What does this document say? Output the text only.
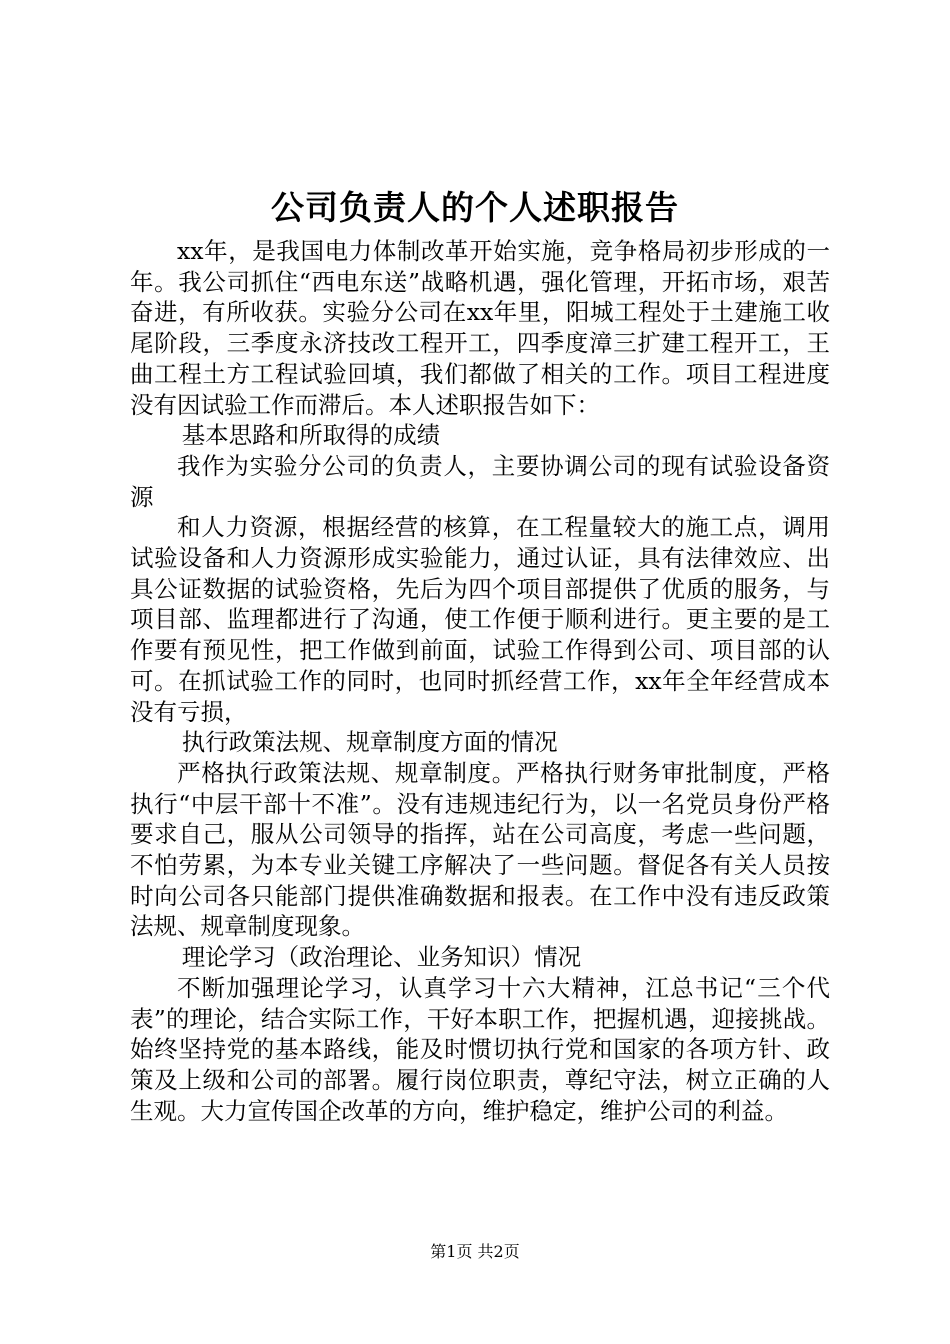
公司负责人的个人述职报告

xx年，是我国电力体制改革开始实施，竞争格局初步形成的一年。我公司抓住“西电东送”战略机遇，强化管理，开拓市场，艰苦奋进，有所收获。实验分公司在xx年里，阳城工程处于土建施工收尾阶段，三季度永济技改工程开工，四季度漳三扩建工程开工，王曲工程土方工程试验回填，我们都做了相关的工作。项目工程进度没有因试验工作而滞后。本人述职报告如下：

基本思路和所取得的成绩

我作为实验分公司的负责人，主要协调公司的现有试验设备资源

和人力资源，根据经营的核算，在工程量较大的施工点，调用试验设备和人力资源形成实验能力，通过认证，具有法律效应、出具公证数据的试验资格，先后为四个项目部提供了优质的服务，与项目部、监理都进行了沟通，使工作便于顺利进行。更主要的是工作要有预见性，把工作做到前面，试验工作得到公司、项目部的认可。在抓试验工作的同时，也同时抓经营工作，xx年全年经营成本没有亏损，

执行政策法规、规章制度方面的情况

严格执行政策法规、规章制度。严格执行财务审批制度，严格执行“中层干部十不准”。没有违规违纪行为，以一名党员身份严格要求自己，服从公司领导的指挥，站在公司高度，考虑一些问题，不怕劳累，为本专业关键工序解决了一些问题。督促各有关人员按时向公司各只能部门提供准确数据和报表。在工作中没有违反政策法规、规章制度现象。

理论学习（政治理论、业务知识）情况

不断加强理论学习，认真学习十六大精神，江总书记“三个代表”的理论，结合实际工作，干好本职工作，把握机遇，迎接挑战。始终坚持党的基本路线，能及时惯切执行党和国家的各项方针、政策及上级和公司的部署。履行岗位职责，尊纪守法，树立正确的人生观。大力宣传国企改革的方向，维护稳定，维护公司的利益。

第1页 共2页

------------

Task description
From start to finish, output the listing exactly, but omit its pictures.

Output below
What does this document say? Output the text only.
公司负责人的个人述职报告

xx年，是我国电力体制改革开始实施，竞争格局初步形成的一年。我公司抓住“西电东送”战略机遇，强化管理，开拓市场，艰苦奋进，有所收获。实验分公司在xx年里，阳城工程处于土建施工收尾阶段，三季度永济技改工程开工，四季度漳三扩建工程开工，王曲工程土方工程试验回填，我们都做了相关的工作。项目工程进度没有因试验工作而滞后。本人述职报告如下：

基本思路和所取得的成绩

我作为实验分公司的负责人，主要协调公司的现有试验设备资源

和人力资源，根据经营的核算，在工程量较大的施工点，调用试验设备和人力资源形成实验能力，通过认证，具有法律效应、出具公证数据的试验资格，先后为四个项目部提供了优质的服务，与项目部、监理都进行了沟通，使工作便于顺利进行。更主要的是工作要有预见性，把工作做到前面，试验工作得到公司、项目部的认可。在抓试验工作的同时，也同时抓经营工作，xx年全年经营成本没有亏损，

执行政策法规、规章制度方面的情况

严格执行政策法规、规章制度。严格执行财务审批制度，严格执行“中层干部十不准”。没有违规违纪行为，以一名党员身份严格要求自己，服从公司领导的指挥，站在公司高度，考虑一些问题，不怕劳累，为本专业关键工序解决了一些问题。督促各有关人员按时向公司各只能部门提供准确数据和报表。在工作中没有违反政策法规、规章制度现象。

理论学习（政治理论、业务知识）情况

不断加强理论学习，认真学习十六大精神，江总书记“三个代表”的理论，结合实际工作，干好本职工作，把握机遇，迎接挑战。始终坚持党的基本路线，能及时惯切执行党和国家的各项方针、政策及上级和公司的部署。履行岗位职责，尊纪守法，树立正确的人生观。大力宣传国企改革的方向，维护稳定，维护公司的利益。

第1页 共2页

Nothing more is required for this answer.